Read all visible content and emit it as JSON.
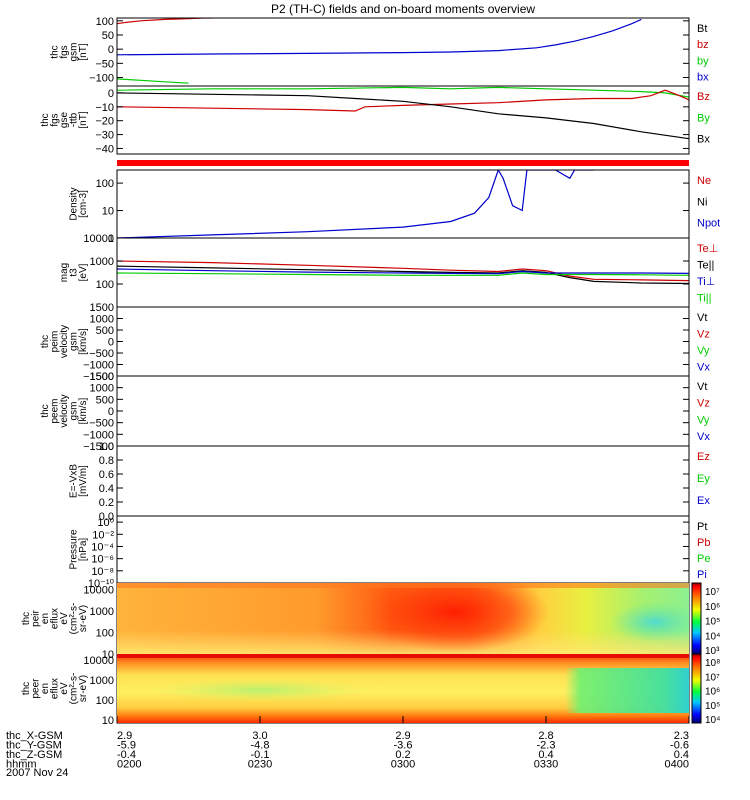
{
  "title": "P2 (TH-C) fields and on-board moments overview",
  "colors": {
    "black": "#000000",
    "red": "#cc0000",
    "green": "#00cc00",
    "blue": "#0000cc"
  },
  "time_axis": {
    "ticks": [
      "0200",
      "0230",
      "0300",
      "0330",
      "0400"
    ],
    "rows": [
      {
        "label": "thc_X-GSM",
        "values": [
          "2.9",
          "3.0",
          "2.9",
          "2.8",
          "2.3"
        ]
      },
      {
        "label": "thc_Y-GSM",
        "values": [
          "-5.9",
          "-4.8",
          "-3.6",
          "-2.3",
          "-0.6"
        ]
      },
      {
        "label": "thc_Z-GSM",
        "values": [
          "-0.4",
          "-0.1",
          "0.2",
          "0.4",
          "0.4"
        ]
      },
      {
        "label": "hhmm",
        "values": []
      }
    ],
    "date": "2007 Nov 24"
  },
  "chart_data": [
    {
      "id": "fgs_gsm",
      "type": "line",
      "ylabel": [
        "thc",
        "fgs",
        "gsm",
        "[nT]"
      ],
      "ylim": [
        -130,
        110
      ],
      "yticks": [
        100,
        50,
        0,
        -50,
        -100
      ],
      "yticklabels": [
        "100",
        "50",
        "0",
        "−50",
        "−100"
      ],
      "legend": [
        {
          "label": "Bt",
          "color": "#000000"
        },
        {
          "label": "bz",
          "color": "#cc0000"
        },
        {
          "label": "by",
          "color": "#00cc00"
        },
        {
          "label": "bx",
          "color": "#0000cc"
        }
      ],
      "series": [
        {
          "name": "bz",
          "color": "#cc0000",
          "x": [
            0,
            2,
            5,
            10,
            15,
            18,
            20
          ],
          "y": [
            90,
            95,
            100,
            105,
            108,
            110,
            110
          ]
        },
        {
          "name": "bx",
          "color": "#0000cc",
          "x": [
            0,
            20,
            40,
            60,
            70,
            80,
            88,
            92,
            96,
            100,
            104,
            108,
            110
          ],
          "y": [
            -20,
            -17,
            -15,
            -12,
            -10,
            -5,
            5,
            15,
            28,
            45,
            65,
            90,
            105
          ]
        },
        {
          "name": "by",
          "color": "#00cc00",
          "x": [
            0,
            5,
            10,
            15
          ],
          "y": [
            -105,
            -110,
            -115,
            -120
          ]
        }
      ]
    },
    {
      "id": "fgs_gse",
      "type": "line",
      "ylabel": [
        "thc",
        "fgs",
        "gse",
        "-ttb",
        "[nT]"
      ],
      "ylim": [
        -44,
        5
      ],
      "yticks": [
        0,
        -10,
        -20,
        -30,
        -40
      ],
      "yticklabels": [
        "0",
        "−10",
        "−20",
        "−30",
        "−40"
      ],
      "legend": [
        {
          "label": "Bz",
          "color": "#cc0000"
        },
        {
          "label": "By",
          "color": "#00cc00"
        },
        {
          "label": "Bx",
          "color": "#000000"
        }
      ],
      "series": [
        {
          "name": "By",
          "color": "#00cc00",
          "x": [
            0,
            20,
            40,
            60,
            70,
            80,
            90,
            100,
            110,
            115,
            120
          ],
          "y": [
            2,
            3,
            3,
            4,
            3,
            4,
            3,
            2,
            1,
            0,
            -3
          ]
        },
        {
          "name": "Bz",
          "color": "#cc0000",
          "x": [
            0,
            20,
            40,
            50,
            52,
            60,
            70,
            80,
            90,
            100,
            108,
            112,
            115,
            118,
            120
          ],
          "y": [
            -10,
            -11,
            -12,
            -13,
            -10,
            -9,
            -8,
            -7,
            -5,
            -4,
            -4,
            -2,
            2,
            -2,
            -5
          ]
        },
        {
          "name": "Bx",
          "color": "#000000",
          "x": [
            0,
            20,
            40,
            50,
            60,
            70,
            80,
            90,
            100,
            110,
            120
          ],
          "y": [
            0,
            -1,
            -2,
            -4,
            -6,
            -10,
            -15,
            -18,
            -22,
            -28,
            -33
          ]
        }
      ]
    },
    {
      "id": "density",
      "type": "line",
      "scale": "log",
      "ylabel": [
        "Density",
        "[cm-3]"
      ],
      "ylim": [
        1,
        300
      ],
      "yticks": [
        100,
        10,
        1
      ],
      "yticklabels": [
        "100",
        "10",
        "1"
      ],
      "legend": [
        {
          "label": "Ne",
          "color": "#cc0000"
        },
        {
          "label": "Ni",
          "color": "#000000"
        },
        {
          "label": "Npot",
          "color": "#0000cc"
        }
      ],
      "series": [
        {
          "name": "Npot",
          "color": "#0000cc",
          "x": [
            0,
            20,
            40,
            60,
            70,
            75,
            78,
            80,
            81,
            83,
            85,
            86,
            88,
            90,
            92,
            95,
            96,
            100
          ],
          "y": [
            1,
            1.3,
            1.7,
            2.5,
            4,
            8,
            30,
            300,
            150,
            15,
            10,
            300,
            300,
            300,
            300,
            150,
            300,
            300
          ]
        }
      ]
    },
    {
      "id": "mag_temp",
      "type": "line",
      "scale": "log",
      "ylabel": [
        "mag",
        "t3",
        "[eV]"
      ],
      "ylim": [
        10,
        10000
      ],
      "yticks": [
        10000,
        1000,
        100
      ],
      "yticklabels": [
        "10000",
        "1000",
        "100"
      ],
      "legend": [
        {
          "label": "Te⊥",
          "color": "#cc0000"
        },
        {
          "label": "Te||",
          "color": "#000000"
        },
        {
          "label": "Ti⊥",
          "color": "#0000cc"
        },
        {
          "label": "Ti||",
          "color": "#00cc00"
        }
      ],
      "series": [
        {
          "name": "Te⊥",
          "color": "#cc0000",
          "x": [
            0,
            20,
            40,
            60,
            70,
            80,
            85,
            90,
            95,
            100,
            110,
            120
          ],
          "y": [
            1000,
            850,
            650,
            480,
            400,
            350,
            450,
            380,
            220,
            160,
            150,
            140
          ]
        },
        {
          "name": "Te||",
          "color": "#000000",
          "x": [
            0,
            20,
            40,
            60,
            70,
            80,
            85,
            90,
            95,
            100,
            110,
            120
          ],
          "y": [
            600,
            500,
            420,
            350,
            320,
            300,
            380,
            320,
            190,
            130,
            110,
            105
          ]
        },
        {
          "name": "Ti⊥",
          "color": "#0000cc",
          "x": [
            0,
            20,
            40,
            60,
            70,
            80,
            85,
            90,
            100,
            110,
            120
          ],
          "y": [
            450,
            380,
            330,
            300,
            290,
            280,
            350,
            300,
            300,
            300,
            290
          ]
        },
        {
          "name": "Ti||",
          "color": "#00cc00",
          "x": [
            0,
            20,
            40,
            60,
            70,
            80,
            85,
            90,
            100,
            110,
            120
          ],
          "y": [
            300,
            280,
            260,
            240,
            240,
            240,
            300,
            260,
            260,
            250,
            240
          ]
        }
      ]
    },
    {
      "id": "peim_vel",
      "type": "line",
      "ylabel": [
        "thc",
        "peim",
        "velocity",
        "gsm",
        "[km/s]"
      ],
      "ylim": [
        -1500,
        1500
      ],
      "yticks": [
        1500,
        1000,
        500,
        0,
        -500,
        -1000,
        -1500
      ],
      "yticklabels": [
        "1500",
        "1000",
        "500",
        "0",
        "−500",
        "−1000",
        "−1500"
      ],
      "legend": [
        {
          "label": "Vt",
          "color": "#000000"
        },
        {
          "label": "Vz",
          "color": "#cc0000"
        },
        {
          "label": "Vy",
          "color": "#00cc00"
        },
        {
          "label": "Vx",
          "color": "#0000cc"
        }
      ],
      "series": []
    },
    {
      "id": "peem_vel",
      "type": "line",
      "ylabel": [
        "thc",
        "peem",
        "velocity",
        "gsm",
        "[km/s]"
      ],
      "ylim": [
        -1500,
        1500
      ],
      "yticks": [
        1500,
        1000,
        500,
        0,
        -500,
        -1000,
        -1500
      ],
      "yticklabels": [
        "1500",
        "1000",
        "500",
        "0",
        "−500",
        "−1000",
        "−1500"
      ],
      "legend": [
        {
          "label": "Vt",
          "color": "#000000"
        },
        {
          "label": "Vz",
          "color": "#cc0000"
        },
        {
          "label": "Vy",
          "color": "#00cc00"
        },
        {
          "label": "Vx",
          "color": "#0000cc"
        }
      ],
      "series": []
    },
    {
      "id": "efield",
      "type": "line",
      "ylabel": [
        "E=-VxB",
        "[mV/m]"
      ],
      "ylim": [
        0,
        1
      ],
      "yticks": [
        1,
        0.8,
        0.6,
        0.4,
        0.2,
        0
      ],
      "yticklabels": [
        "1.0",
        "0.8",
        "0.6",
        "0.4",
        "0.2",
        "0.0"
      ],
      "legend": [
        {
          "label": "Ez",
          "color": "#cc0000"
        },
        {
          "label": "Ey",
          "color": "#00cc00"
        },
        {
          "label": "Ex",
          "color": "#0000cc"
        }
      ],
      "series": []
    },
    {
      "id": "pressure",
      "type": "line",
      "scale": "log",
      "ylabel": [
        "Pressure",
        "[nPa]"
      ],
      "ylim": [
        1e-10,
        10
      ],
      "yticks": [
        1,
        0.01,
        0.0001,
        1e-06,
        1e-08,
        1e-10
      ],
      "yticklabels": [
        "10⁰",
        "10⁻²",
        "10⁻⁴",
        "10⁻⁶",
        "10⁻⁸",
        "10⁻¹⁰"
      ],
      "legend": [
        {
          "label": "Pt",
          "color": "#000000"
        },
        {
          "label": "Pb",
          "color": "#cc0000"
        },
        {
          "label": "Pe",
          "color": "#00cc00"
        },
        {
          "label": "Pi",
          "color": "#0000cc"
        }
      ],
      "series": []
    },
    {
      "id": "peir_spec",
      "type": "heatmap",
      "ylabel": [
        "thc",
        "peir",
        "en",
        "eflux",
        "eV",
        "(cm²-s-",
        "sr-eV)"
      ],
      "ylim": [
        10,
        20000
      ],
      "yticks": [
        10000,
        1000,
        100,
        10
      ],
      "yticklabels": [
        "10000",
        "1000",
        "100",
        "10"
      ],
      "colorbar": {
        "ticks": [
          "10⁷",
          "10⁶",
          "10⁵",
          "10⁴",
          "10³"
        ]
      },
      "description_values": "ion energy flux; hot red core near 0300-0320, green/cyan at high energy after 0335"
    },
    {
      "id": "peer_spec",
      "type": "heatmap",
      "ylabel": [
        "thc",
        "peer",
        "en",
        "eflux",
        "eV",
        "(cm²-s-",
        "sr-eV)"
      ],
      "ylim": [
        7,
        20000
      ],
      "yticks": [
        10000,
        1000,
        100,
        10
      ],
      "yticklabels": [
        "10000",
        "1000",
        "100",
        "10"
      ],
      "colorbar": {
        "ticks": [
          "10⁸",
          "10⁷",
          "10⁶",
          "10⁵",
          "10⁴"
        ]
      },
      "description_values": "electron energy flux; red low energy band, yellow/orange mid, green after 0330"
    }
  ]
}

★ ★ ★ ★

### AIM
Copy out the lines that hold "after".

### SOLUTION TO THIS PROBLEM
      "description_values": "ion energy flux; hot red core near 0300-0320, green/cyan at high energy after 0335"
      "description_values": "electron energy flux; red low energy band, yellow/orange mid, green after 0330"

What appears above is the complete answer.